*TASK DESCRIPTION*
Reproduce the records below in full and exactly, without their images.
[start RAW DATA]
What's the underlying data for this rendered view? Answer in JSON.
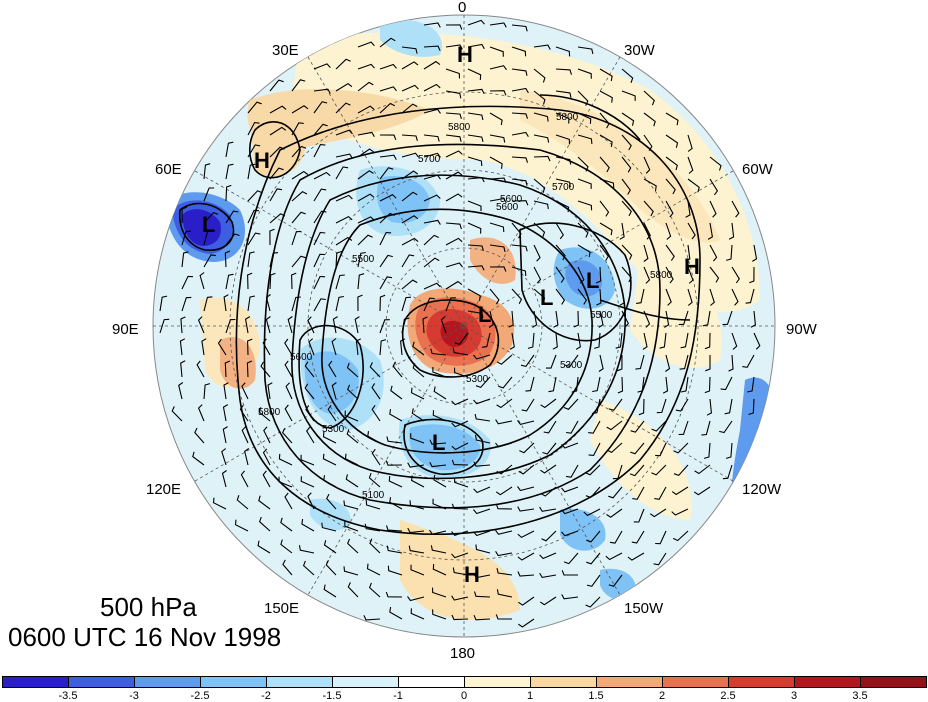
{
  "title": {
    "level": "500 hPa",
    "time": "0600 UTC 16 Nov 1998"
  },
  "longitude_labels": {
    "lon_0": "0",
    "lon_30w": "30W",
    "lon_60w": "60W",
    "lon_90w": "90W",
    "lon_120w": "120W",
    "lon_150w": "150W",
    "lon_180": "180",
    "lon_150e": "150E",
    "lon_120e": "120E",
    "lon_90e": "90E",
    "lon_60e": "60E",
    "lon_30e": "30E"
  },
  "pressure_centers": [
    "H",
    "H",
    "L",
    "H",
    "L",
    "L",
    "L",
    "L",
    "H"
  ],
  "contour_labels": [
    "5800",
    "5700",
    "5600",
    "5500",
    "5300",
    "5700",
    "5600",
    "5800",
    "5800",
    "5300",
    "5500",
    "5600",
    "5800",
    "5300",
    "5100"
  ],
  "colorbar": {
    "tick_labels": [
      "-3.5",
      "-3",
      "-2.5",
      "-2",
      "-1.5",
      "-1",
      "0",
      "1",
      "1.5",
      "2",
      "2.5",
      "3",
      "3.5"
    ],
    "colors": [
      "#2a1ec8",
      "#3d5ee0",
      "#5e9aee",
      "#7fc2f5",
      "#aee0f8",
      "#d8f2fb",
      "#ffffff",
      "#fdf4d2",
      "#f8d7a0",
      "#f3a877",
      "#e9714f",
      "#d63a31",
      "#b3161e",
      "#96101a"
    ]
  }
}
[end RAW DATA]
*SOLUTION FOR THIS EXERCISE*
What's the underlying data for this rendered view? Answer in JSON.
{
  "title": {
    "level": "500 hPa",
    "time": "0600 UTC 16 Nov 1998"
  },
  "longitude_labels": {
    "lon_0": "0",
    "lon_30w": "30W",
    "lon_60w": "60W",
    "lon_90w": "90W",
    "lon_120w": "120W",
    "lon_150w": "150W",
    "lon_180": "180",
    "lon_150e": "150E",
    "lon_120e": "120E",
    "lon_90e": "90E",
    "lon_60e": "60E",
    "lon_30e": "30E"
  },
  "pressure_centers": [
    "H",
    "H",
    "L",
    "H",
    "L",
    "L",
    "L",
    "L",
    "H"
  ],
  "contour_labels": [
    "5800",
    "5700",
    "5600",
    "5500",
    "5300",
    "5700",
    "5600",
    "5800",
    "5800",
    "5300",
    "5500",
    "5600",
    "5800",
    "5300",
    "5100"
  ],
  "colorbar": {
    "tick_labels": [
      "-3.5",
      "-3",
      "-2.5",
      "-2",
      "-1.5",
      "-1",
      "0",
      "1",
      "1.5",
      "2",
      "2.5",
      "3",
      "3.5"
    ],
    "colors": [
      "#2a1ec8",
      "#3d5ee0",
      "#5e9aee",
      "#7fc2f5",
      "#aee0f8",
      "#d8f2fb",
      "#ffffff",
      "#fdf4d2",
      "#f8d7a0",
      "#f3a877",
      "#e9714f",
      "#d63a31",
      "#b3161e",
      "#96101a"
    ]
  }
}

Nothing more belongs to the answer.